■ **Exercise objective**: Your task is to give the number of lines in the listing that include "from", and nothing else.

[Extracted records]
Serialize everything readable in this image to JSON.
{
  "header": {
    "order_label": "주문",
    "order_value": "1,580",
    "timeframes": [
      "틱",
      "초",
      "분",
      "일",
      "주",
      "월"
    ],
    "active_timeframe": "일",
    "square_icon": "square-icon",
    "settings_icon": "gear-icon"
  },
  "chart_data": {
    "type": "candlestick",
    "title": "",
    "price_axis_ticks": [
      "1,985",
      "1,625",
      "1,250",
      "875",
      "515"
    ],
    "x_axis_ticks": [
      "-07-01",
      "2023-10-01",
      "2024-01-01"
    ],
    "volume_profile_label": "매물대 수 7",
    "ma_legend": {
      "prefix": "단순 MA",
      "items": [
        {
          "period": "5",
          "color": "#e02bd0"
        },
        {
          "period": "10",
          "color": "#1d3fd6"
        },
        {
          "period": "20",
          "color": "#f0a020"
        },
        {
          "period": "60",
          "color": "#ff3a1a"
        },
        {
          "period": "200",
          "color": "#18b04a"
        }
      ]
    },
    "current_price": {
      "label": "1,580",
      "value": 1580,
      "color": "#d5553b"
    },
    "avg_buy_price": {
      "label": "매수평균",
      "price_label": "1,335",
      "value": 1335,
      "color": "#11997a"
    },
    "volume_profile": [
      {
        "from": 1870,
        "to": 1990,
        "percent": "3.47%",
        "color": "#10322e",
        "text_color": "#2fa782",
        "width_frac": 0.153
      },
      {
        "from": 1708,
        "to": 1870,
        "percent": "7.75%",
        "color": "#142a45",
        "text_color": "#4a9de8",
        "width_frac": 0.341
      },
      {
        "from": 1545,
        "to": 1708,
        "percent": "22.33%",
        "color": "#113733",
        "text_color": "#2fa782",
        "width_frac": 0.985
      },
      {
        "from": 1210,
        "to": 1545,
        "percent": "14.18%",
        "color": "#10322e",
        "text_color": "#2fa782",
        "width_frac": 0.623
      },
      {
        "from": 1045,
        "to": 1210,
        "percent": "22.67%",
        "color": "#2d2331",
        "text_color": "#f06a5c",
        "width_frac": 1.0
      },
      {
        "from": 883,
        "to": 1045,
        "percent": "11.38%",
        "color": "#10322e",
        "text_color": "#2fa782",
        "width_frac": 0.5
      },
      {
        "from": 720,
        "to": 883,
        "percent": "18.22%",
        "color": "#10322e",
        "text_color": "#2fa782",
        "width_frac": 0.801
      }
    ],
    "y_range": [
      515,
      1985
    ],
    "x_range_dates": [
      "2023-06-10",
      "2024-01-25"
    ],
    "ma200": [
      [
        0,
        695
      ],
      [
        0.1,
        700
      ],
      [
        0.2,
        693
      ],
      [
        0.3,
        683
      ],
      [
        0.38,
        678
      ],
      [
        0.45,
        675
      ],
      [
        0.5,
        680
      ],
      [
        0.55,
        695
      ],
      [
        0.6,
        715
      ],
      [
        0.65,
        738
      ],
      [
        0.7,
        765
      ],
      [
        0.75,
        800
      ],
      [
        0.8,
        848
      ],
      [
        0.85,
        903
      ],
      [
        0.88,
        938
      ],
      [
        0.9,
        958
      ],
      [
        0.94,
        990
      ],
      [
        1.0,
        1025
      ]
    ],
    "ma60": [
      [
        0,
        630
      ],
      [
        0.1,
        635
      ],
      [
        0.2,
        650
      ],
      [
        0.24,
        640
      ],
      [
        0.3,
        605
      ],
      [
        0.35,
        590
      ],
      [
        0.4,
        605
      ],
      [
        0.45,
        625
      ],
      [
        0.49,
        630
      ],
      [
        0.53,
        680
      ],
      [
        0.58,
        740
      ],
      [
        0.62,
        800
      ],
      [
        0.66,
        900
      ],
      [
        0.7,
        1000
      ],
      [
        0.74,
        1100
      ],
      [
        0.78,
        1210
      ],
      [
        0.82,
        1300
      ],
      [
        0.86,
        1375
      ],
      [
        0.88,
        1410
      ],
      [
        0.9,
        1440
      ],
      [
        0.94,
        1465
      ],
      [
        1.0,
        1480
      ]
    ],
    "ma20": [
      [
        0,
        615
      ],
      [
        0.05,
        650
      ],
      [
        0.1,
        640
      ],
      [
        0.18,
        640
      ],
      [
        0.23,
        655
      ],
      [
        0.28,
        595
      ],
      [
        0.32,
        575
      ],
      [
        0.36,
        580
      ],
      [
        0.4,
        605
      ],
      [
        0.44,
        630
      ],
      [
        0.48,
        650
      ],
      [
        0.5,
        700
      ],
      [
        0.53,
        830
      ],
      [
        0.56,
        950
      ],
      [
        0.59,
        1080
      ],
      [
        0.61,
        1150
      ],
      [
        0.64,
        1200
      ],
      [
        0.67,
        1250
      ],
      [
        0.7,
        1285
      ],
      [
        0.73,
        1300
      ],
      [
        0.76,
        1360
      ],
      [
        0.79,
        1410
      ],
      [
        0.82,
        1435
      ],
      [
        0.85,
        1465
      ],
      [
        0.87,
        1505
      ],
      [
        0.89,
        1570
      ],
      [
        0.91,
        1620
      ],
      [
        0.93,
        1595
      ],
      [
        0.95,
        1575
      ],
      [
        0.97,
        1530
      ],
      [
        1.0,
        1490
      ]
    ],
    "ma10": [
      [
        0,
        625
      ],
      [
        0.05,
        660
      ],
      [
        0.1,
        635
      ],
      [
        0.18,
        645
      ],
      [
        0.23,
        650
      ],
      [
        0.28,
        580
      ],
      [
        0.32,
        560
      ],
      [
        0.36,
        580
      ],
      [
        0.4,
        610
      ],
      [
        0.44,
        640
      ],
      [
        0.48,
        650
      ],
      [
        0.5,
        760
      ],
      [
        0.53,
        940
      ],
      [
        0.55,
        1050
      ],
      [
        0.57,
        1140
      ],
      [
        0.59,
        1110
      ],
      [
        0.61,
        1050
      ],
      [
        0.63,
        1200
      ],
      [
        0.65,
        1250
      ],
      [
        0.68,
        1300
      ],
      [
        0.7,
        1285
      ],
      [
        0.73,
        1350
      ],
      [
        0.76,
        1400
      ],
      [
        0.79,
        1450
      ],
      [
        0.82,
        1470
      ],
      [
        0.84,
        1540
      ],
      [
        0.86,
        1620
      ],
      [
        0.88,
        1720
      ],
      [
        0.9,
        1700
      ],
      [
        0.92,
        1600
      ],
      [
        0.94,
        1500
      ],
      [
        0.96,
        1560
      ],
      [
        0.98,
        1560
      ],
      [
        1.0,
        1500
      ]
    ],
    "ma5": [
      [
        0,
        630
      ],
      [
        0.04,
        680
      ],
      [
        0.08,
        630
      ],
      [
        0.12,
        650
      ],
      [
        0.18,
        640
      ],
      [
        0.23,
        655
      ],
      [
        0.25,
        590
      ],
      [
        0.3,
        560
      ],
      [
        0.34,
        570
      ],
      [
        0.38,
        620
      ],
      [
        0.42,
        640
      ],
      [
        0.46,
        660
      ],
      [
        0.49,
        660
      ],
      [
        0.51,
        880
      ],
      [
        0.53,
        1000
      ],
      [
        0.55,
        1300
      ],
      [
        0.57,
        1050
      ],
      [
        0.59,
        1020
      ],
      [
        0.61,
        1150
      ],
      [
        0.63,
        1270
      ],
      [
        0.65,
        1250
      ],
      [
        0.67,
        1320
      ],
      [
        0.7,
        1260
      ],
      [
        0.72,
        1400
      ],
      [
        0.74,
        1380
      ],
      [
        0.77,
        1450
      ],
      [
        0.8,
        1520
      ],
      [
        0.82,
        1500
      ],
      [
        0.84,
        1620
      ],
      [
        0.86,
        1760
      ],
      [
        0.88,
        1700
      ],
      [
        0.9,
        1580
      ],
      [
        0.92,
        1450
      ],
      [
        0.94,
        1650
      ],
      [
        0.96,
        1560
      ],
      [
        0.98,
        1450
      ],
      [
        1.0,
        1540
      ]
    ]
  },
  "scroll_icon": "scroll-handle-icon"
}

■ **Exercise output**: 7